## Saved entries
----

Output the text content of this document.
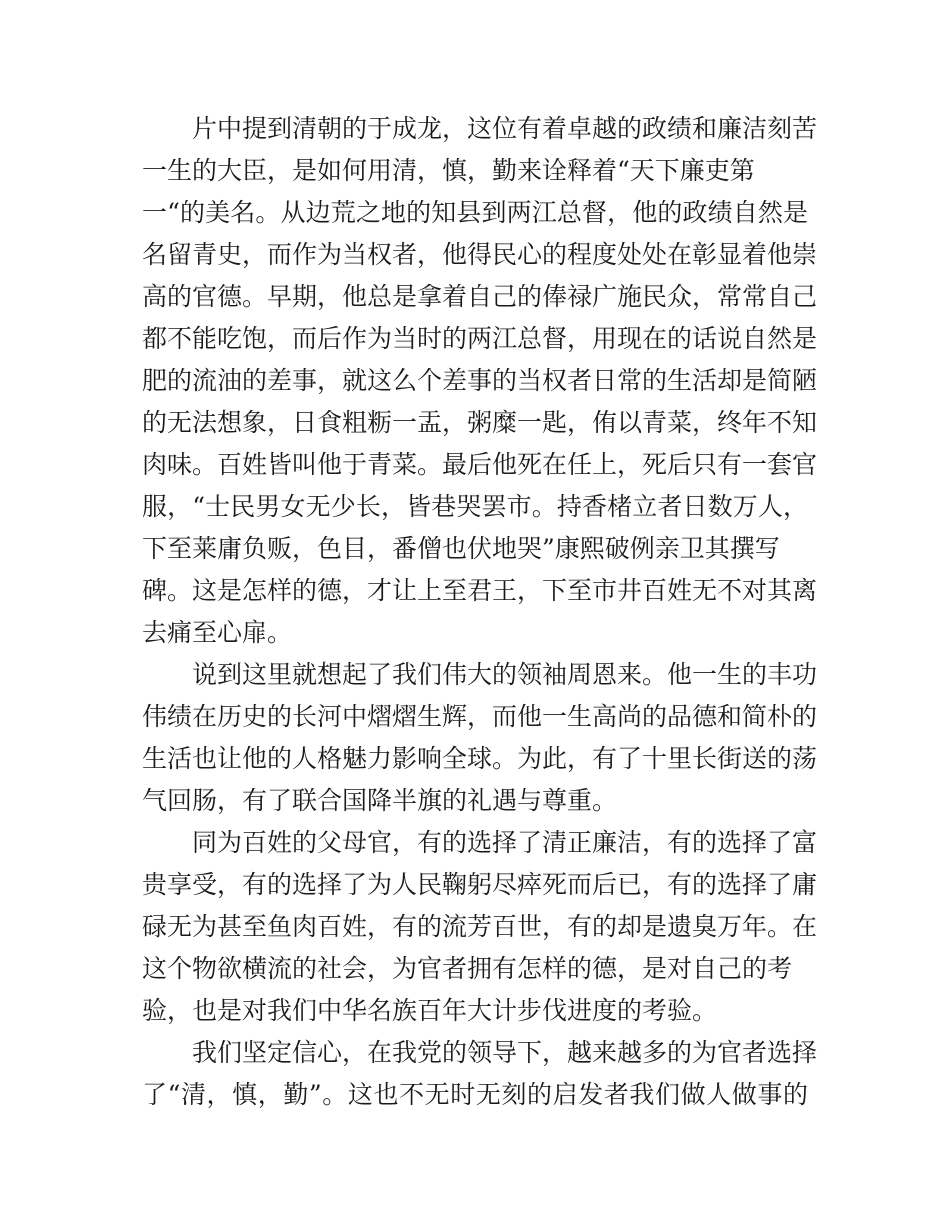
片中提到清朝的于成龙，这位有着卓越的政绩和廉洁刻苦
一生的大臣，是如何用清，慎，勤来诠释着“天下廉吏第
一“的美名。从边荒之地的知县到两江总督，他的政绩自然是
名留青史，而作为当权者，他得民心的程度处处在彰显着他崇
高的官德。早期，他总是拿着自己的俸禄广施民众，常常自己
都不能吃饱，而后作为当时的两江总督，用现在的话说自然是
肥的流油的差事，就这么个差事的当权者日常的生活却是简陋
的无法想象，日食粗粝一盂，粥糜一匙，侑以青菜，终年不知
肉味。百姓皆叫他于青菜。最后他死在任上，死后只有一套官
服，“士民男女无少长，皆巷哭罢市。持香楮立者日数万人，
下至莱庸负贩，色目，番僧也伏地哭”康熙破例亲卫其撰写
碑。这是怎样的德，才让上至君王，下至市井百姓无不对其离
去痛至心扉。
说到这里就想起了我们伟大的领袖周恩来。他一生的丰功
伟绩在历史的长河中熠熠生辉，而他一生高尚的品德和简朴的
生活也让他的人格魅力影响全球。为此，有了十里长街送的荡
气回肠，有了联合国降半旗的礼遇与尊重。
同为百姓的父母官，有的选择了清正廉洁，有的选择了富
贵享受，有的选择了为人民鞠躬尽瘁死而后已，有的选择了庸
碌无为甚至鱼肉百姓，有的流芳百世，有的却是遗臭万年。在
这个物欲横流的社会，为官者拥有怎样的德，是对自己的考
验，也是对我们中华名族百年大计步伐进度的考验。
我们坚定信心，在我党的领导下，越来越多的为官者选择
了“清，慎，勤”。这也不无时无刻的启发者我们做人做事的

----

## WHAT TO PRODUCE
Without the pictures, repeat all the records word for word.

## ANSWER TO THE PROBLEM
Output the text content of this document.
片中提到清朝的于成龙，这位有着卓越的政绩和廉洁刻苦
一生的大臣，是如何用清，慎，勤来诠释着“天下廉吏第
一“的美名。从边荒之地的知县到两江总督，他的政绩自然是
名留青史，而作为当权者，他得民心的程度处处在彰显着他崇
高的官德。早期，他总是拿着自己的俸禄广施民众，常常自己
都不能吃饱，而后作为当时的两江总督，用现在的话说自然是
肥的流油的差事，就这么个差事的当权者日常的生活却是简陋
的无法想象，日食粗粝一盂，粥糜一匙，侑以青菜，终年不知
肉味。百姓皆叫他于青菜。最后他死在任上，死后只有一套官
服，“士民男女无少长，皆巷哭罢市。持香楮立者日数万人，
下至莱庸负贩，色目，番僧也伏地哭”康熙破例亲卫其撰写
碑。这是怎样的德，才让上至君王，下至市井百姓无不对其离
去痛至心扉。
说到这里就想起了我们伟大的领袖周恩来。他一生的丰功
伟绩在历史的长河中熠熠生辉，而他一生高尚的品德和简朴的
生活也让他的人格魅力影响全球。为此，有了十里长街送的荡
气回肠，有了联合国降半旗的礼遇与尊重。
同为百姓的父母官，有的选择了清正廉洁，有的选择了富
贵享受，有的选择了为人民鞠躬尽瘁死而后已，有的选择了庸
碌无为甚至鱼肉百姓，有的流芳百世，有的却是遗臭万年。在
这个物欲横流的社会，为官者拥有怎样的德，是对自己的考
验，也是对我们中华名族百年大计步伐进度的考验。
我们坚定信心，在我党的领导下，越来越多的为官者选择
了“清，慎，勤”。这也不无时无刻的启发者我们做人做事的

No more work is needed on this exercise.